> _Dataset extract_:
# # # # #
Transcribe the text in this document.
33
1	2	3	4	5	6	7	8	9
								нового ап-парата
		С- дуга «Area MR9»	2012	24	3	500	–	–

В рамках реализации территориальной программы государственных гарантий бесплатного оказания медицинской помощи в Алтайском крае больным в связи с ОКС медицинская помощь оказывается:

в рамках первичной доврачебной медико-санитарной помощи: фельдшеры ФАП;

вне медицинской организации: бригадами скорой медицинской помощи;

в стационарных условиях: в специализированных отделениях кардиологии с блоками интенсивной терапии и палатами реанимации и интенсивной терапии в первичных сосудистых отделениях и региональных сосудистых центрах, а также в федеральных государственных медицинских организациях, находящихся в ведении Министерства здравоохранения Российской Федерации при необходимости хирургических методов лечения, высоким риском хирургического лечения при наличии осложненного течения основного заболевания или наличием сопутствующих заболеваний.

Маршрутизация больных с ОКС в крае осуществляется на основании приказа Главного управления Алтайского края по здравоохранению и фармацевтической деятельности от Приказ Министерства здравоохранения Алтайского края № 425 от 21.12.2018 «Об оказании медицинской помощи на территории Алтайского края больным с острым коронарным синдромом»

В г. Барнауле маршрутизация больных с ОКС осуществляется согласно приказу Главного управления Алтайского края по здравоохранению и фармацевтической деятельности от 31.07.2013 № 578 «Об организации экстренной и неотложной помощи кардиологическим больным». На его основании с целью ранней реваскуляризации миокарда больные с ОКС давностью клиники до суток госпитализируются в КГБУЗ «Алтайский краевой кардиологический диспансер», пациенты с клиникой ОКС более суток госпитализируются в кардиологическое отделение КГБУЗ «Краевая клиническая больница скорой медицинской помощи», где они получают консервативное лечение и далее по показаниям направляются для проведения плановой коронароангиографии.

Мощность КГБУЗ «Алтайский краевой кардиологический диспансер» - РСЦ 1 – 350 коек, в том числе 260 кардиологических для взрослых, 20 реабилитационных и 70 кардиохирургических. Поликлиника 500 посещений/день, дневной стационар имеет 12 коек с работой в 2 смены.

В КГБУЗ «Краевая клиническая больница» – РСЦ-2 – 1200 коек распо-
# # # # #
> _Exercise task_:
From the data above, work out how many lines contain the string "рамках" and reply with only the number.

> _The answer_:
2